Material ::
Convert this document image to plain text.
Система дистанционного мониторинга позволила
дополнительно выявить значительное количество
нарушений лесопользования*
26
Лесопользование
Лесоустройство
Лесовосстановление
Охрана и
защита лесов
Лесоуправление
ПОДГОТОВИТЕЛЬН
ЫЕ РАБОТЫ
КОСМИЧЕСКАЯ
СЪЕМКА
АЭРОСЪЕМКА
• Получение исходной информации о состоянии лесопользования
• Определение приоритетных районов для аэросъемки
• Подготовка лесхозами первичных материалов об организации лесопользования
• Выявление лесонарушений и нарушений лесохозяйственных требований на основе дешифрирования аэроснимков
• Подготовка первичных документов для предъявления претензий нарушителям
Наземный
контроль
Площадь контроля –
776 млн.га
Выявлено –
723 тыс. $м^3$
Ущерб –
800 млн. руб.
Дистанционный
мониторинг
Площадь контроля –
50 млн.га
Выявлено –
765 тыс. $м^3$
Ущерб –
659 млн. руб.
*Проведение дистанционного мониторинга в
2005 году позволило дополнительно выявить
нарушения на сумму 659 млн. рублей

Directions for this task ::
Quote the material exactly, leaving nothing out.

Task answer ::
Convert this document image to plain text.
Система дистанционного мониторинга позволила
дополнительно выявить значительное количество
нарушений лесопользования*
26
Лесопользование
Лесоустройство
Лесовосстановление
Охрана и
защита лесов
Лесоуправление
ПОДГОТОВИТЕЛЬН
ЫЕ РАБОТЫ
КОСМИЧЕСКАЯ
СЪЕМКА
АЭРОСЪЕМКА
• Получение исходной информации о состоянии лесопользования
• Определение приоритетных районов для аэросъемки
• Подготовка лесхозами первичных материалов об организации лесопользования
• Выявление лесонарушений и нарушений лесохозяйственных требований на основе дешифрирования аэроснимков
• Подготовка первичных документов для предъявления претензий нарушителям
Наземный
контроль
Площадь контроля –
776 млн.га
Выявлено –
723 тыс. $м^3$
Ущерб –
800 млн. руб.
Дистанционный
мониторинг
Площадь контроля –
50 млн.га
Выявлено –
765 тыс. $м^3$
Ущерб –
659 млн. руб.
*Проведение дистанционного мониторинга в
2005 году позволило дополнительно выявить
нарушения на сумму 659 млн. рублей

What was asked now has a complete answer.